**Required task 1**
Please arrange the rows as a numbered list, covering everything from the first row down to the one containing "briefcase-icon [46,763,64,781]", with blank lines left out.

**Quoted passage**
+ + + + +
Paper Reading on Visual Place Recognition

2020.07.08

1. Fast, Compact and Highly Scalable Visual Place Recognition through Sequence-based Matching of Overloaded Representations

1.1 Introduction

Tradeoff：存储空间，计算量，性能
This paper:
- Ultra compact place representation
- near sub-linear storage scaling
- extremely lightweight compute requirements
粗糙标量量化的散列，虽然导致了更多的冲突，但通过基于序列的匹配解决
- 利用了机器人领域空间数据固有的顺序性质
- 反转了典型目标标准
10M数据集上有效地点识别，每个地点8字节存储空间
- 传统方式1300倍计算量，严重失败
- 分析了不同量化矢量长度下，此散列重载方案的有效性

2. IM2GPS: estimating geographic information from a single image

Hays, J., & Efros, A. A. (2008). IM2GPS: Estimating geographic information from a single image. 26th IEEE Conference on Computer Vision and Pattern Recognition, CVPR, 05. link

2.1 Introduction

A probability distribution ove the Earth's surface
human ability: from an image get rich information
- semantic reasoning: people face & clothes, language of signs, types of trees & plants, topograph of terrain, etc
- data association, What is it like; have seen silimar before; even not, helpful to define the type
- gigantic iamge collections make data association feasible
Background
- visual localization is possible when data available
  - Jacobs geolocate a webcam based on correlating its video-stream with satellite weather maps
  - availability of GPS-tagged images
- advances in multi-view geometry & efficient feature matching
  - also used in co-registering online photographs of landmarks for browsing & summary; image retrieval in location-labeled collections
- No datasets large enough to sample the world
  - geometric constraints require exact match, so will retrieve nothing
- Many scenes look similar, e.g. forests, deserts, mountains, cities
Propesed methods:
- for famous landmark with enough matches, returen precise GPS location
- for generic scenes like desert, return a location probability

2.2 Building dataset

intersection images with both GPS coordinates & geographic keywords
- geo-tag images of cats, but less likely to label with "New York City"
+ + + + +
**Data lines**
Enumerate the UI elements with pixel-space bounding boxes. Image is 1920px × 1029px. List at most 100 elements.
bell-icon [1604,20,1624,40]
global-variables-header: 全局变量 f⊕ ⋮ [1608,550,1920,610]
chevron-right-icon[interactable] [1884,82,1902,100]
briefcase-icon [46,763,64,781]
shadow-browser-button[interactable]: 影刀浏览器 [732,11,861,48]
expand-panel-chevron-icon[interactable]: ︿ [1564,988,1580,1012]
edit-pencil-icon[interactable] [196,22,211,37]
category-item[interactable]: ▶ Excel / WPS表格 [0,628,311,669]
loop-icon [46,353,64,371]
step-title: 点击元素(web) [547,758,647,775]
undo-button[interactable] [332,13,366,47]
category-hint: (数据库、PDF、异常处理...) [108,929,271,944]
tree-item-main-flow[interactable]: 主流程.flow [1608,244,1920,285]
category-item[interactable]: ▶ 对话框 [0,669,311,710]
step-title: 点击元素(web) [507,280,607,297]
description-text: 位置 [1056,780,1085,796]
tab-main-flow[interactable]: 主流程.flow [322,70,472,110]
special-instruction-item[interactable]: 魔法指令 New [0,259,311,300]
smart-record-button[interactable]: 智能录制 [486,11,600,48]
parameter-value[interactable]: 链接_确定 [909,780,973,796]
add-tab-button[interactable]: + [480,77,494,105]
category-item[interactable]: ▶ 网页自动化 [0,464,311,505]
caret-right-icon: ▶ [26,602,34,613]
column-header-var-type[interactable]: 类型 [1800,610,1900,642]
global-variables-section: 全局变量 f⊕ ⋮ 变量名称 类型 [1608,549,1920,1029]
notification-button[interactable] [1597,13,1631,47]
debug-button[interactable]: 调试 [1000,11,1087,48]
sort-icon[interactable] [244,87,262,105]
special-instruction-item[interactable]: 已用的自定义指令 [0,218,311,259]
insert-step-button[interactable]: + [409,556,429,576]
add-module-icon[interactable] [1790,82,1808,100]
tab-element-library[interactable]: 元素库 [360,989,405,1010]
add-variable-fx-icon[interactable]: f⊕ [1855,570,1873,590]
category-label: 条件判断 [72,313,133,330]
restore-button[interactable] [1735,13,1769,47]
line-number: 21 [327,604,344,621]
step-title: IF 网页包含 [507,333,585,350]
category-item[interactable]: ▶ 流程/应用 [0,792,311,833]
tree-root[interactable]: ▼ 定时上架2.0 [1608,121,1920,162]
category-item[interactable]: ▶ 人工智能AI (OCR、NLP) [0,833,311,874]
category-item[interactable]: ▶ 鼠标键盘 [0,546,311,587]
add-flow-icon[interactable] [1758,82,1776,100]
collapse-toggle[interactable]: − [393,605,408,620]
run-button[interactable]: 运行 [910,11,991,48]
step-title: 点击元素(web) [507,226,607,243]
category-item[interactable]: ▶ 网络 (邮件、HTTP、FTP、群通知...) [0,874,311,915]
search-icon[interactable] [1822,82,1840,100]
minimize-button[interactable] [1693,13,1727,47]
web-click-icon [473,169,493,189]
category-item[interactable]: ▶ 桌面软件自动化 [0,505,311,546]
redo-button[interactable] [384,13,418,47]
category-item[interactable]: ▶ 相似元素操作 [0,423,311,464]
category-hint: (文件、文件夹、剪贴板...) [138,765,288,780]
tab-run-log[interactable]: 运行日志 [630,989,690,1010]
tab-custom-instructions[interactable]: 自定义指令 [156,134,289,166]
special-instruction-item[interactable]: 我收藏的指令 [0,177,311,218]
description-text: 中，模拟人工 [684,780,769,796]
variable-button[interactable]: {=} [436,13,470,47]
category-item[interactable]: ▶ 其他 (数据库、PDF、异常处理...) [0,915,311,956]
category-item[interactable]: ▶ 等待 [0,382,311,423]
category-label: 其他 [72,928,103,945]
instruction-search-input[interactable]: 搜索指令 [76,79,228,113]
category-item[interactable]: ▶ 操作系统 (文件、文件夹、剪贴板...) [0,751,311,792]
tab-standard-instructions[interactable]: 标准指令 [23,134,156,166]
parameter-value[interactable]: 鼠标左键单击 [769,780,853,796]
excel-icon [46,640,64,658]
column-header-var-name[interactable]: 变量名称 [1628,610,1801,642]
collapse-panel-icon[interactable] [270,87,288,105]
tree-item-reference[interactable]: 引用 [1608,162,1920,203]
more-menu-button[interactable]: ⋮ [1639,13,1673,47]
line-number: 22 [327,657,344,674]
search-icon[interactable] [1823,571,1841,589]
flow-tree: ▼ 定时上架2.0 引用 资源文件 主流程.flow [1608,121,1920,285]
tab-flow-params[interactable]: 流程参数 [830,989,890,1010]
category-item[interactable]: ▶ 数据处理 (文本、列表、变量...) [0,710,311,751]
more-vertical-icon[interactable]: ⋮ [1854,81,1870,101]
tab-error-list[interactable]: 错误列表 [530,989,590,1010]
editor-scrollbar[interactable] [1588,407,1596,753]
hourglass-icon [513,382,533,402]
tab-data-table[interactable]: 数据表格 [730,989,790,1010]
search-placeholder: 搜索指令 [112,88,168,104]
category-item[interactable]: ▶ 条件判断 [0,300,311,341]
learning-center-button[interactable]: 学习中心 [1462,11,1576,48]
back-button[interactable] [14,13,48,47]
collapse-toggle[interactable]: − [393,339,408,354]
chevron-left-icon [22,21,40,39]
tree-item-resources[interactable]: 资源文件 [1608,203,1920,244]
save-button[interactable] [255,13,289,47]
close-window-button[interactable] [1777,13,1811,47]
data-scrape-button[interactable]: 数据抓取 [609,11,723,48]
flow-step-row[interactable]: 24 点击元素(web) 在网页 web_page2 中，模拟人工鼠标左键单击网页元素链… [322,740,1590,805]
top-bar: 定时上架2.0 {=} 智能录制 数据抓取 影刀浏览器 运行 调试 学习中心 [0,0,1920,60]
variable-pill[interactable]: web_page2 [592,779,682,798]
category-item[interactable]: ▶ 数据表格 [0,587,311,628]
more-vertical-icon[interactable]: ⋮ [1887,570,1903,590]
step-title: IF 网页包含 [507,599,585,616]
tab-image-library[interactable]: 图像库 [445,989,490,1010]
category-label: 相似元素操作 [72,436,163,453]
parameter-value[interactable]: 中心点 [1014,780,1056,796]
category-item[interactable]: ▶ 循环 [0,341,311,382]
+ + + + +
**Required task 2**
In the paper-reading notes, which kinds of scenes are named as examples of scenes that look similar?

**Final answer 1**
1. Enumerate the UI elements with pixel-space bounding boxes. Image is 1920px × 1029px. List at most 100 elements.
2. bell-icon [1604,20,1624,40]
3. global-variables-header: 全局变量 f⊕ ⋮ [1608,550,1920,610]
4. chevron-right-icon[interactable] [1884,82,1902,100]
5. briefcase-icon [46,763,64,781]

**Final answer 2**
- forests
- deserts
- mountains
- cities